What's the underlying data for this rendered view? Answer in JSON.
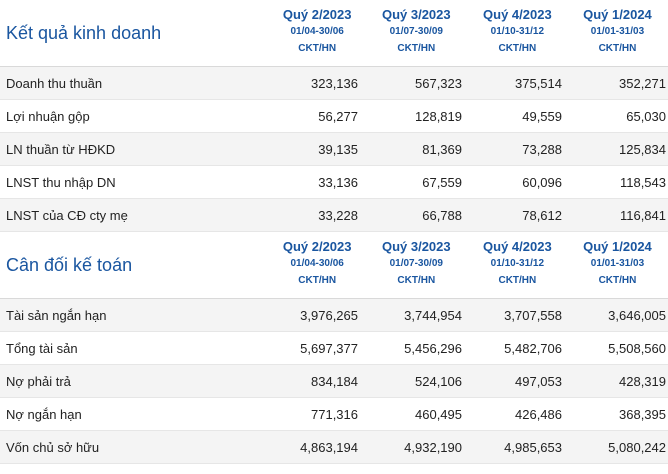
{
  "sections": [
    {
      "title": "Kết quả kinh doanh",
      "periods": [
        {
          "quarter": "Quý 2/2023",
          "range": "01/04-30/06",
          "audit": "CKT/HN"
        },
        {
          "quarter": "Quý 3/2023",
          "range": "01/07-30/09",
          "audit": "CKT/HN"
        },
        {
          "quarter": "Quý 4/2023",
          "range": "01/10-31/12",
          "audit": "CKT/HN"
        },
        {
          "quarter": "Quý 1/2024",
          "range": "01/01-31/03",
          "audit": "CKT/HN"
        }
      ],
      "rows": [
        {
          "label": "Doanh thu thuần",
          "values": [
            "323,136",
            "567,323",
            "375,514",
            "352,271"
          ]
        },
        {
          "label": "Lợi nhuận gộp",
          "values": [
            "56,277",
            "128,819",
            "49,559",
            "65,030"
          ]
        },
        {
          "label": "LN thuần từ HĐKD",
          "values": [
            "39,135",
            "81,369",
            "73,288",
            "125,834"
          ]
        },
        {
          "label": "LNST thu nhập DN",
          "values": [
            "33,136",
            "67,559",
            "60,096",
            "118,543"
          ]
        },
        {
          "label": "LNST của CĐ cty mẹ",
          "values": [
            "33,228",
            "66,788",
            "78,612",
            "116,841"
          ]
        }
      ]
    },
    {
      "title": "Cân đối kế toán",
      "periods": [
        {
          "quarter": "Quý 2/2023",
          "range": "01/04-30/06",
          "audit": "CKT/HN"
        },
        {
          "quarter": "Quý 3/2023",
          "range": "01/07-30/09",
          "audit": "CKT/HN"
        },
        {
          "quarter": "Quý 4/2023",
          "range": "01/10-31/12",
          "audit": "CKT/HN"
        },
        {
          "quarter": "Quý 1/2024",
          "range": "01/01-31/03",
          "audit": "CKT/HN"
        }
      ],
      "rows": [
        {
          "label": "Tài sản ngắn hạn",
          "values": [
            "3,976,265",
            "3,744,954",
            "3,707,558",
            "3,646,005"
          ]
        },
        {
          "label": "Tổng tài sản",
          "values": [
            "5,697,377",
            "5,456,296",
            "5,482,706",
            "5,508,560"
          ]
        },
        {
          "label": "Nợ phải trả",
          "values": [
            "834,184",
            "524,106",
            "497,053",
            "428,319"
          ]
        },
        {
          "label": "Nợ ngắn hạn",
          "values": [
            "771,316",
            "460,495",
            "426,486",
            "368,395"
          ]
        },
        {
          "label": "Vốn chủ sở hữu",
          "values": [
            "4,863,194",
            "4,932,190",
            "4,985,653",
            "5,080,242"
          ]
        }
      ]
    }
  ],
  "colors": {
    "accent": "#1a56a0",
    "row_alt": "#f4f4f4",
    "divider": "#e6e6e6"
  }
}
---
=== DESCRIPTION OF THE TASK ===
Reproduce all of the data exactly, omitting each picture it holds.

=== ANSWER TO THIS EXERCISE ===
What's the underlying data for this rendered view? Answer in JSON.
{
  "sections": [
    {
      "title": "Kết quả kinh doanh",
      "periods": [
        {
          "quarter": "Quý 2/2023",
          "range": "01/04-30/06",
          "audit": "CKT/HN"
        },
        {
          "quarter": "Quý 3/2023",
          "range": "01/07-30/09",
          "audit": "CKT/HN"
        },
        {
          "quarter": "Quý 4/2023",
          "range": "01/10-31/12",
          "audit": "CKT/HN"
        },
        {
          "quarter": "Quý 1/2024",
          "range": "01/01-31/03",
          "audit": "CKT/HN"
        }
      ],
      "rows": [
        {
          "label": "Doanh thu thuần",
          "values": [
            "323,136",
            "567,323",
            "375,514",
            "352,271"
          ]
        },
        {
          "label": "Lợi nhuận gộp",
          "values": [
            "56,277",
            "128,819",
            "49,559",
            "65,030"
          ]
        },
        {
          "label": "LN thuần từ HĐKD",
          "values": [
            "39,135",
            "81,369",
            "73,288",
            "125,834"
          ]
        },
        {
          "label": "LNST thu nhập DN",
          "values": [
            "33,136",
            "67,559",
            "60,096",
            "118,543"
          ]
        },
        {
          "label": "LNST của CĐ cty mẹ",
          "values": [
            "33,228",
            "66,788",
            "78,612",
            "116,841"
          ]
        }
      ]
    },
    {
      "title": "Cân đối kế toán",
      "periods": [
        {
          "quarter": "Quý 2/2023",
          "range": "01/04-30/06",
          "audit": "CKT/HN"
        },
        {
          "quarter": "Quý 3/2023",
          "range": "01/07-30/09",
          "audit": "CKT/HN"
        },
        {
          "quarter": "Quý 4/2023",
          "range": "01/10-31/12",
          "audit": "CKT/HN"
        },
        {
          "quarter": "Quý 1/2024",
          "range": "01/01-31/03",
          "audit": "CKT/HN"
        }
      ],
      "rows": [
        {
          "label": "Tài sản ngắn hạn",
          "values": [
            "3,976,265",
            "3,744,954",
            "3,707,558",
            "3,646,005"
          ]
        },
        {
          "label": "Tổng tài sản",
          "values": [
            "5,697,377",
            "5,456,296",
            "5,482,706",
            "5,508,560"
          ]
        },
        {
          "label": "Nợ phải trả",
          "values": [
            "834,184",
            "524,106",
            "497,053",
            "428,319"
          ]
        },
        {
          "label": "Nợ ngắn hạn",
          "values": [
            "771,316",
            "460,495",
            "426,486",
            "368,395"
          ]
        },
        {
          "label": "Vốn chủ sở hữu",
          "values": [
            "4,863,194",
            "4,932,190",
            "4,985,653",
            "5,080,242"
          ]
        }
      ]
    }
  ],
  "colors": {
    "accent": "#1a56a0",
    "row_alt": "#f4f4f4",
    "divider": "#e6e6e6"
  }
}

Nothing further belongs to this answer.